### [Set problem A]
Quote the stretch of the protective enclosure patent text from "Outdoor electrical equipment" through "(4) from spilling out.".

### [Document section]
────────────────────────────────────────
According to a further embodiment as illustrated in Fig. 3, the thermal efficiency of the enclosure is further improved by providing an aperture to the enclosure wall and arranging heat exchanging unit 7 to the aperture. For protecting this part of the enclosure, an additional protecting hollow- core shell 1, 4, 5 is mounted on top of the heat exchanging unit 7 so that there is an air gap for allowing sufficient air supply. The heat exchanging unit 7 can be a tube or plate heat exchanger or suchlike element. An alternative way would be to use a thermosiphon cooling system disclosed in EP 2031332 A1 so that protective flange as described above is provided on top of the element or the ribbing is removed from the section in contact with the absorption material. This would allow the fluid material to fill the cavities of the system giving it protection against gun fire.

Claims

Method for providing a protective enclosure for electrical equipment used in hostile environments, the method comprising:
- forming an enclosure having an inner shell (5) and an outer shell (1) enclosing the inner shell (1) at a clearance thereof, whereby a cavity is formed between the shells (1, 5),

- arranging a protective layer into the cavity,

- enclosing electrical equipment within the inner shell (5), and

- arranging natural granular absorption material (4) as the protective layer into the cavity on site upon installation of the enclosure,
characterized by providing an additional insulation layer (2) between the outer shell (1) and the absorption material (4), which layer (2) is adapted to fill at least part of a bullet hole in the outer shell for preventing the absorption material from spilling out.
Method according to claim 1, characterized by manufacturing and transporting the enclosure without the protective layer.
Method according to claim 1 or 2, characterized in that the material (4) is sand or soil.
Outdoor electrical equipment enclosure for use in the method according to claim 1, the enclosure comprising:
- an inner shell (5) for housing the electrical equipment,

- an outer shell (1) enclosing the inner shell (5),

- a cavity arranged between the inner shell (5) and the outer shell (1) on at least portion of the enclosure for receiving a layer of bullet proofing material (4) for absorbing penetrative kinetic energy, wherein
the enclosure is adapted to receive fillable natural granular absorption material (4) into the cavity on site upon installation,
characterized in that the enclosure further comprises an insulation layer (2) in the cavity on the inner surface of the outer shell (1), which layer (2) is adapted to fill at least part of a bullet hole in the outer shell for preventing the absorption material (4) from spilling out.
────────────────────────────────────────
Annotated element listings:

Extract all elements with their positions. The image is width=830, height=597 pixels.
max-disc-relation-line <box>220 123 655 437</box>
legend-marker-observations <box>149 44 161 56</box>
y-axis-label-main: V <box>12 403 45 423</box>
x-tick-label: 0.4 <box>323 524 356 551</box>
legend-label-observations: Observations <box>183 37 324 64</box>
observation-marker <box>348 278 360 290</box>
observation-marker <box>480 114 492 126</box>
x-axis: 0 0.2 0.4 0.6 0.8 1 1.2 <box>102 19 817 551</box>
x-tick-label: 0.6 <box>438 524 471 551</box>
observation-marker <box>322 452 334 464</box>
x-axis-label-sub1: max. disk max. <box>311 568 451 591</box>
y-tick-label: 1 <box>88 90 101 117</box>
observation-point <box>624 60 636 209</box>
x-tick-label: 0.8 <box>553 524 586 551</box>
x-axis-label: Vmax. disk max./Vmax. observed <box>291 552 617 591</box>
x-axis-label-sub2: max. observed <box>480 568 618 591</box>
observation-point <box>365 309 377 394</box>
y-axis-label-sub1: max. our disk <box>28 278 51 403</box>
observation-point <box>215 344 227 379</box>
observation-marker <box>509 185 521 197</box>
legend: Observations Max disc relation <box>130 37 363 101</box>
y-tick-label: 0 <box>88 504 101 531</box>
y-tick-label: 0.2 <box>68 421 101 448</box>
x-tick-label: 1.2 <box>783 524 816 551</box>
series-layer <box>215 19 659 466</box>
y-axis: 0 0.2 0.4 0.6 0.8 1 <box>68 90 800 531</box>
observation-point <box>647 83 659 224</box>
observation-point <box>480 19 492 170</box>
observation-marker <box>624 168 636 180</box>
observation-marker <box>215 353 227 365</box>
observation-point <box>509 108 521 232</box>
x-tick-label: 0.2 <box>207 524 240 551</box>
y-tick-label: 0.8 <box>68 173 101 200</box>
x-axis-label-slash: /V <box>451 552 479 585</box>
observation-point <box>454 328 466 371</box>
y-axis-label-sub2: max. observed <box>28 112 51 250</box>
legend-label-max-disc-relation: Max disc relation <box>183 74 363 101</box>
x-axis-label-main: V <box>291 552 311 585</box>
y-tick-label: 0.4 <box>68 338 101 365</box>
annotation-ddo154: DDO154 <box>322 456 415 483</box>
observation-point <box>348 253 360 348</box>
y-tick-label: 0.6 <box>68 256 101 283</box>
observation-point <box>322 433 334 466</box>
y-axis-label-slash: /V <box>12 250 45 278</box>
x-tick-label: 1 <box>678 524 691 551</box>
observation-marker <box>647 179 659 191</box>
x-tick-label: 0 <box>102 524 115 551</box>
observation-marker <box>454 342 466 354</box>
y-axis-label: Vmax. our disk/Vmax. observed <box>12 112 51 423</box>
────────────────────────────────────────
### [Set problem B]
Print the stretch of the records above from the start through the line containing "x-axis: 0 0.2", with both ends included.

### [Task solution A]
Outdoor electrical equipment enclosure for use in the method according to claim 1, the enclosure comprising:
- an inner shell (5) for housing the electrical equipment,

- an outer shell (1) enclosing the inner shell (5),

- a cavity arranged between the inner shell (5) and the outer shell (1) on at least portion of the enclosure for receiving a layer of bullet proofing material (4) for absorbing penetrative kinetic energy, wherein
the enclosure is adapted to receive fillable natural granular absorption material (4) into the cavity on site upon installation,
characterized in that the enclosure further comprises an insulation layer (2) in the cavity on the inner surface of the outer shell (1), which layer (2) is adapted to fill at least part of a bullet hole in the outer shell for preventing the absorption material (4) from spilling out.

### [Task solution B]
Extract all elements with their positions. The image is width=830, height=597 pixels.
max-disc-relation-line <box>220 123 655 437</box>
legend-marker-observations <box>149 44 161 56</box>
y-axis-label-main: V <box>12 403 45 423</box>
x-tick-label: 0.4 <box>323 524 356 551</box>
legend-label-observations: Observations <box>183 37 324 64</box>
observation-marker <box>348 278 360 290</box>
observation-marker <box>480 114 492 126</box>
x-axis: 0 0.2 0.4 0.6 0.8 1 1.2 <box>102 19 817 551</box>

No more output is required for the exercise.